* Task directions *
Nothing but the lines from the one containing "What does this" to the end of the data should be returned, exactly as written; pictures are omitted.

>> Start Data to process

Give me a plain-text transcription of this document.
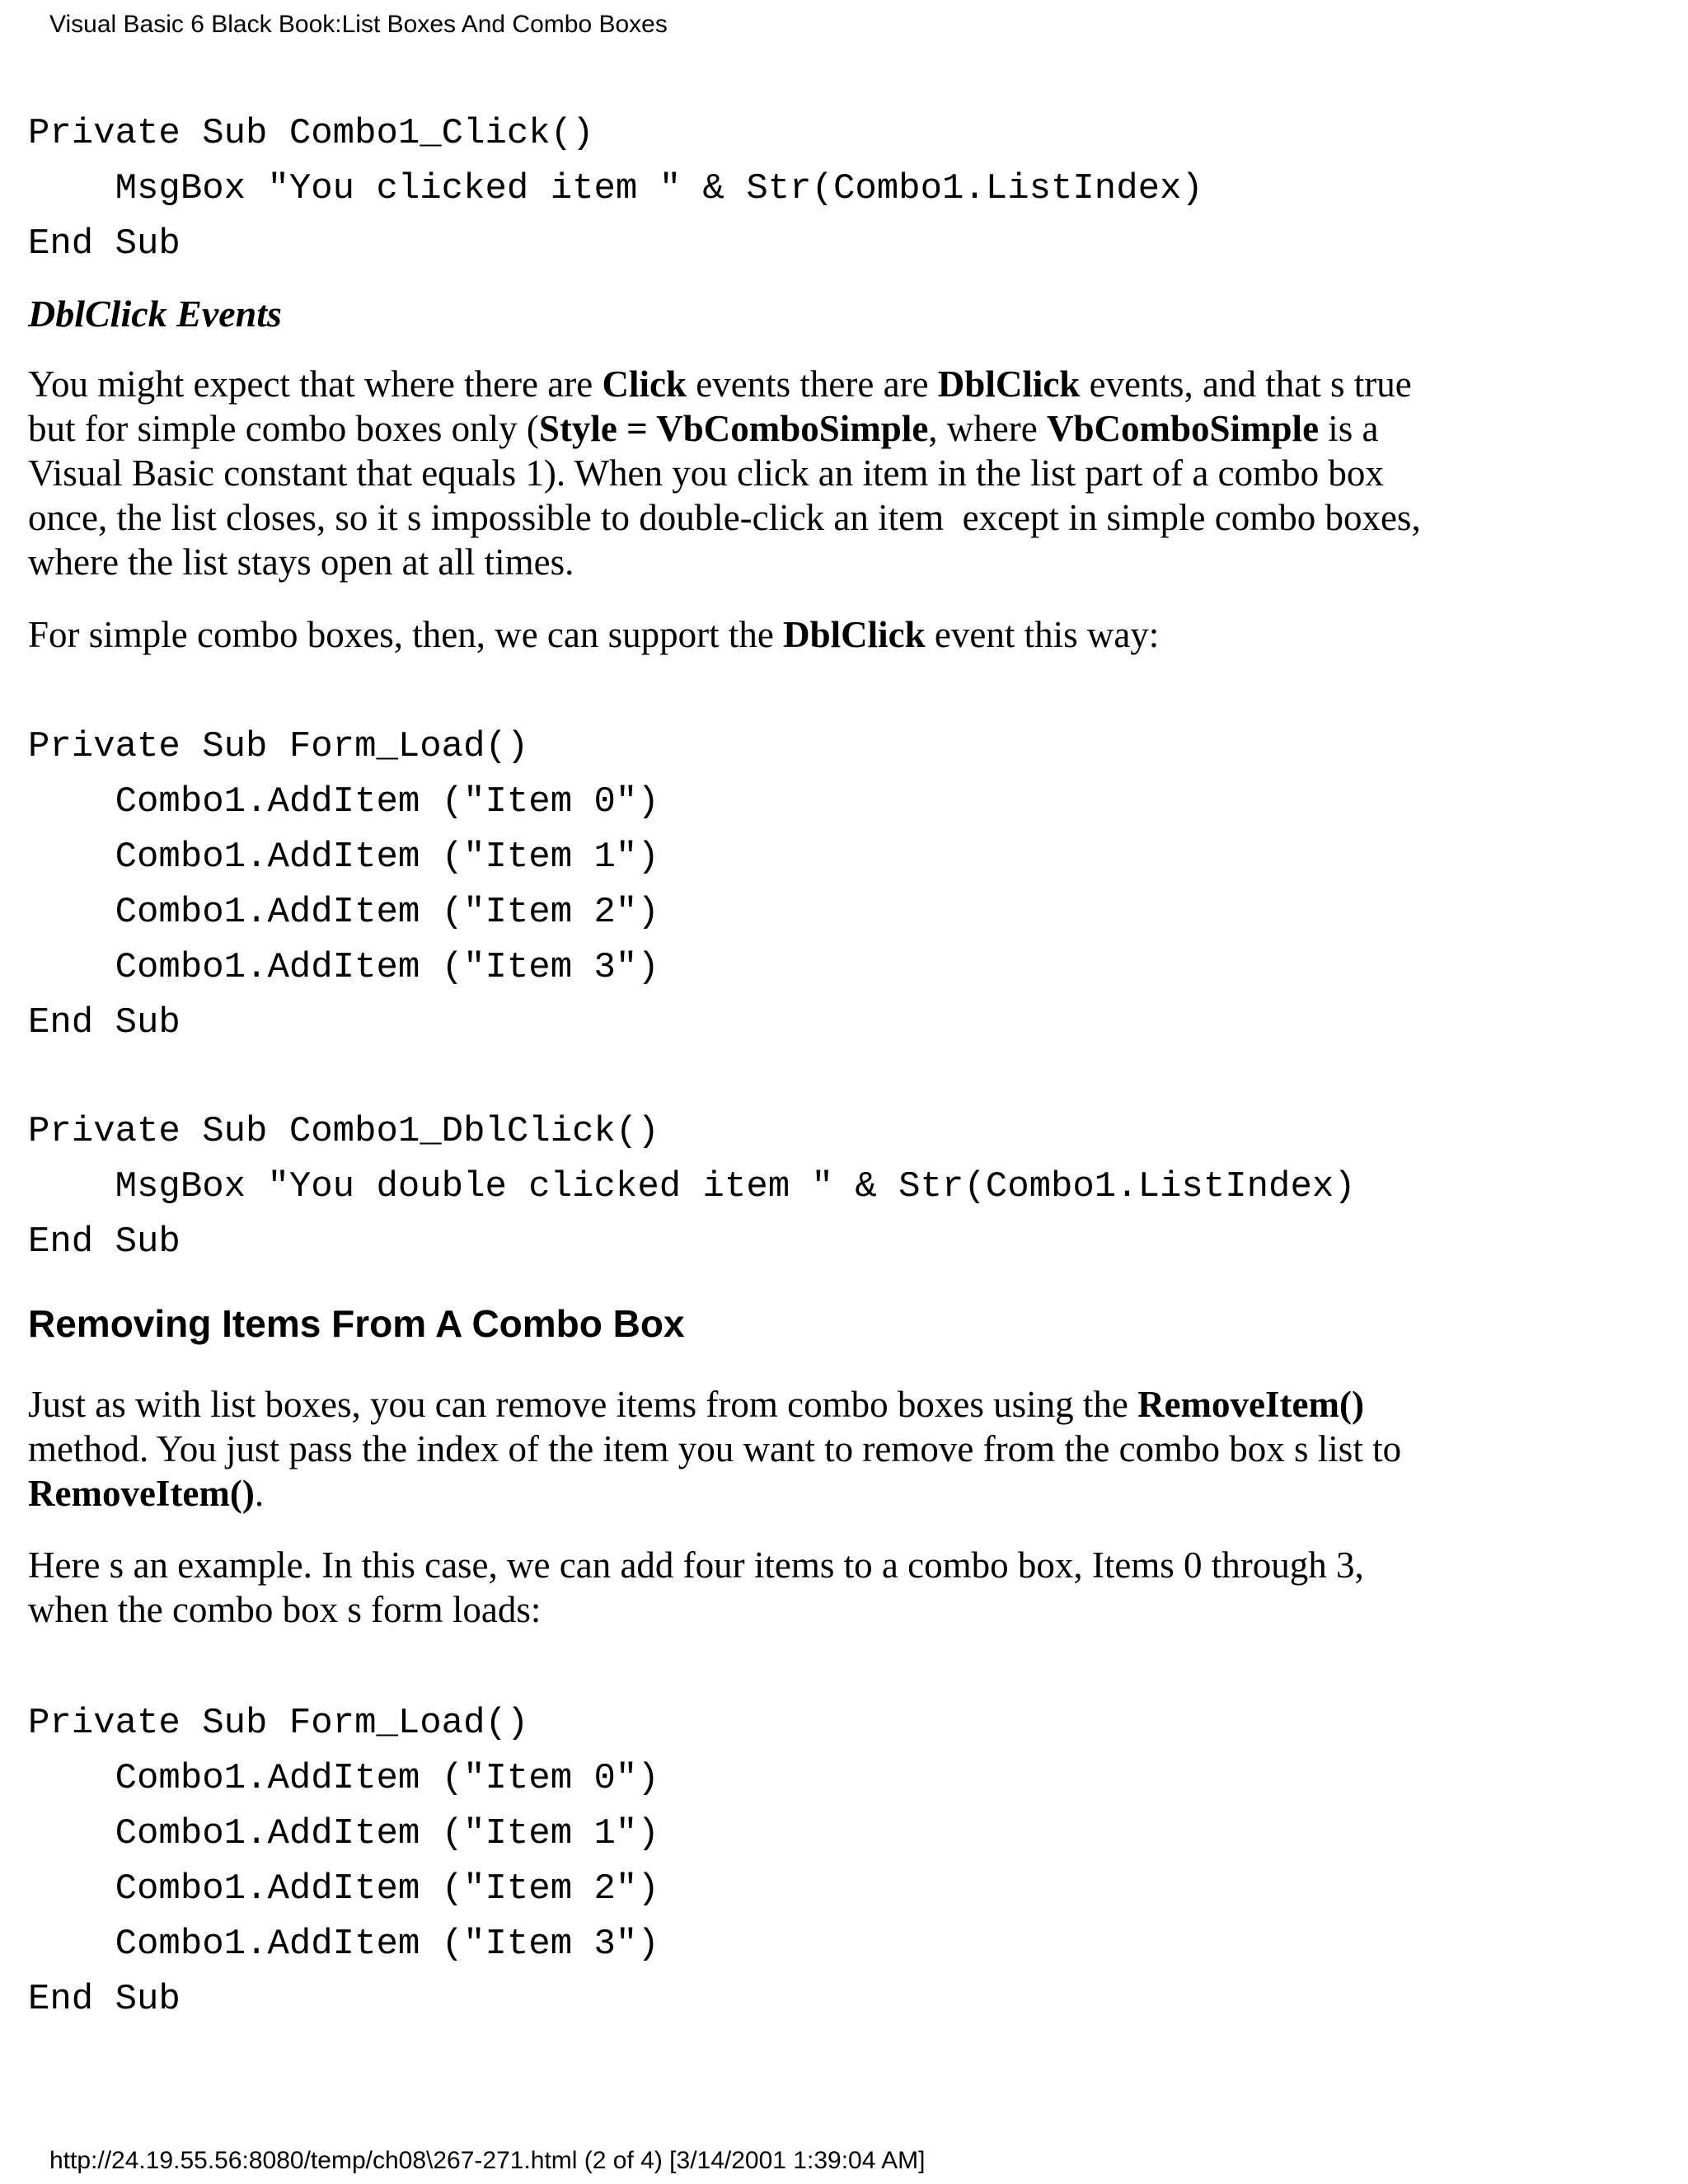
Visual Basic 6 Black Book:List Boxes And Combo Boxes
Private Sub Combo1_Click()
MsgBox "You clicked item " & Str(Combo1.ListIndex)
End Sub
DblClick Events

You might expect that where there are Click events there are DblClick events, and that s true but for simple combo boxes only (Style = VbComboSimple, where VbComboSimple is a Visual Basic constant that equals 1). When you click an item in the list part of a combo box once, the list closes, so it s impossible to double-click an item  except in simple combo boxes, where the list stays open at all times.

For simple combo boxes, then, we can support the DblClick event this way:

Private Sub Form_Load()
Combo1.AddItem ("Item 0")
Combo1.AddItem ("Item 1")
Combo1.AddItem ("Item 2")
Combo1.AddItem ("Item 3")
End Sub
Private Sub Combo1_DblClick()
MsgBox "You double clicked item " & Str(Combo1.ListIndex)
End Sub
Removing Items From A Combo Box

Just as with list boxes, you can remove items from combo boxes using the RemoveItem() method. You just pass the index of the item you want to remove from the combo box s list to RemoveItem().

Here s an example. In this case, we can add four items to a combo box, Items 0 through 3, when the combo box s form loads:

Private Sub Form_Load()
Combo1.AddItem ("Item 0")
Combo1.AddItem ("Item 1")
Combo1.AddItem ("Item 2")
Combo1.AddItem ("Item 3")
End Sub
http://24.19.55.56:8080/temp/ch08\267-271.html (2 of 4) [3/14/2001 1:39:04 AM]
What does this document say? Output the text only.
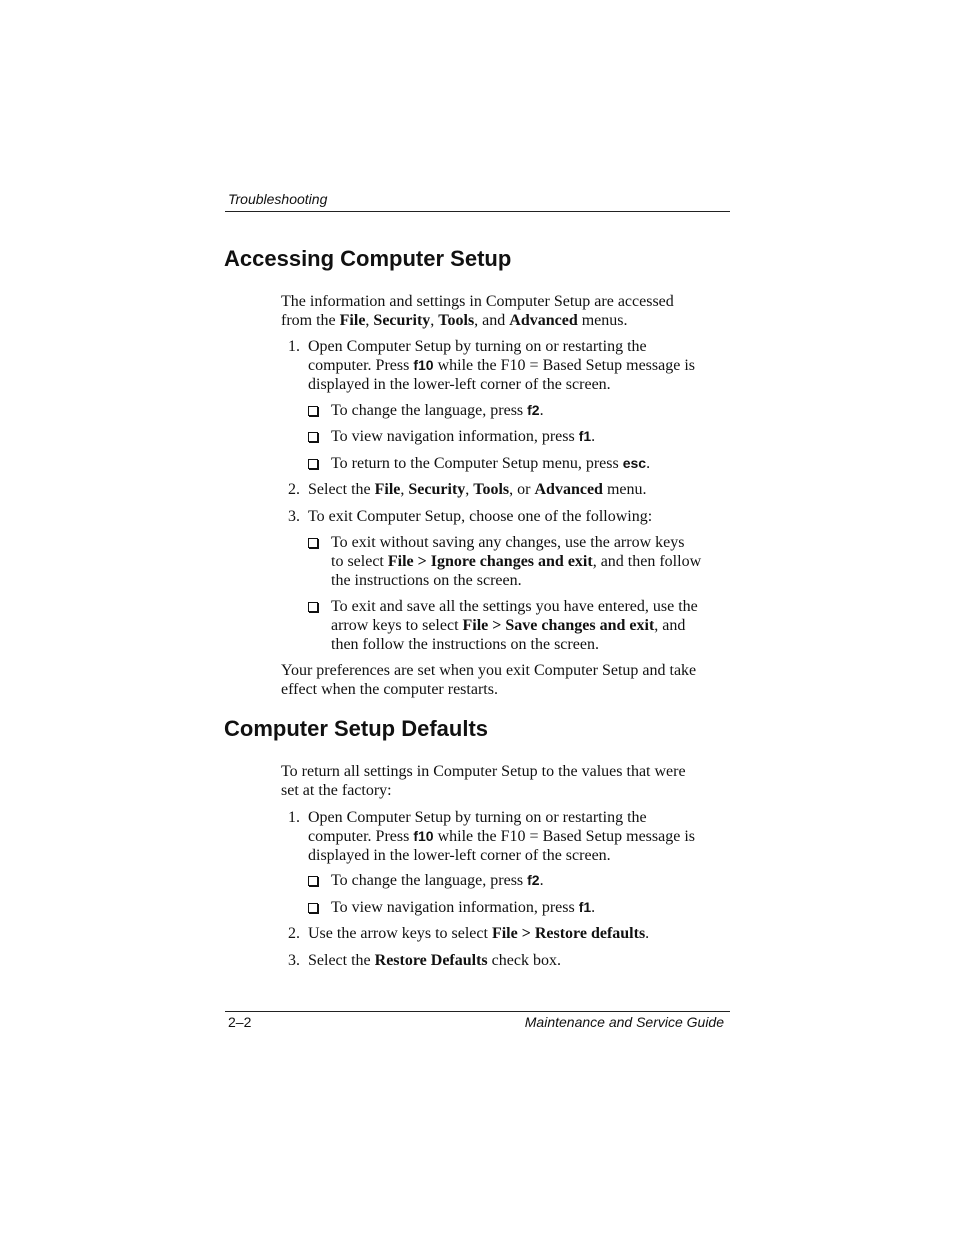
Troubleshooting
Accessing Computer Setup

The information and settings in Computer Setup are accessed
from the File, Security, Tools, and Advanced menus.

1. Open Computer Setup by turning on or restarting the
computer. Press f10 while the F10 = Based Setup message is
displayed in the lower-left corner of the screen.
To change the language, press f2.
To view navigation information, press f1.
To return to the Computer Setup menu, press esc.
2. Select the File, Security, Tools, or Advanced menu.
3. To exit Computer Setup, choose one of the following:
To exit without saving any changes, use the arrow keys
to select File > Ignore changes and exit, and then follow
the instructions on the screen.
To exit and save all the settings you have entered, use the
arrow keys to select File > Save changes and exit, and
then follow the instructions on the screen.

Your preferences are set when you exit Computer Setup and take
effect when the computer restarts.

Computer Setup Defaults

To return all settings in Computer Setup to the values that were
set at the factory:

1. Open Computer Setup by turning on or restarting the
computer. Press f10 while the F10 = Based Setup message is
displayed in the lower-left corner of the screen.
To change the language, press f2.
To view navigation information, press f1.
2. Use the arrow keys to select File > Restore defaults.
3. Select the Restore Defaults check box.
2–2	Maintenance and Service Guide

>> End Data to process

* Full solution *
What does this document say? Output the text only.
Troubleshooting
Accessing Computer Setup

The information and settings in Computer Setup are accessed
from the File, Security, Tools, and Advanced menus.

1. Open Computer Setup by turning on or restarting the
computer. Press f10 while the F10 = Based Setup message is
displayed in the lower-left corner of the screen.
To change the language, press f2.
To view navigation information, press f1.
To return to the Computer Setup menu, press esc.
2. Select the File, Security, Tools, or Advanced menu.
3. To exit Computer Setup, choose one of the following:
To exit without saving any changes, use the arrow keys
to select File > Ignore changes and exit, and then follow
the instructions on the screen.
To exit and save all the settings you have entered, use the
arrow keys to select File > Save changes and exit, and
then follow the instructions on the screen.

Your preferences are set when you exit Computer Setup and take
effect when the computer restarts.

Computer Setup Defaults

To return all settings in Computer Setup to the values that were
set at the factory:

1. Open Computer Setup by turning on or restarting the
computer. Press f10 while the F10 = Based Setup message is
displayed in the lower-left corner of the screen.
To change the language, press f2.
To view navigation information, press f1.
2. Use the arrow keys to select File > Restore defaults.
3. Select the Restore Defaults check box.
2–2	Maintenance and Service Guide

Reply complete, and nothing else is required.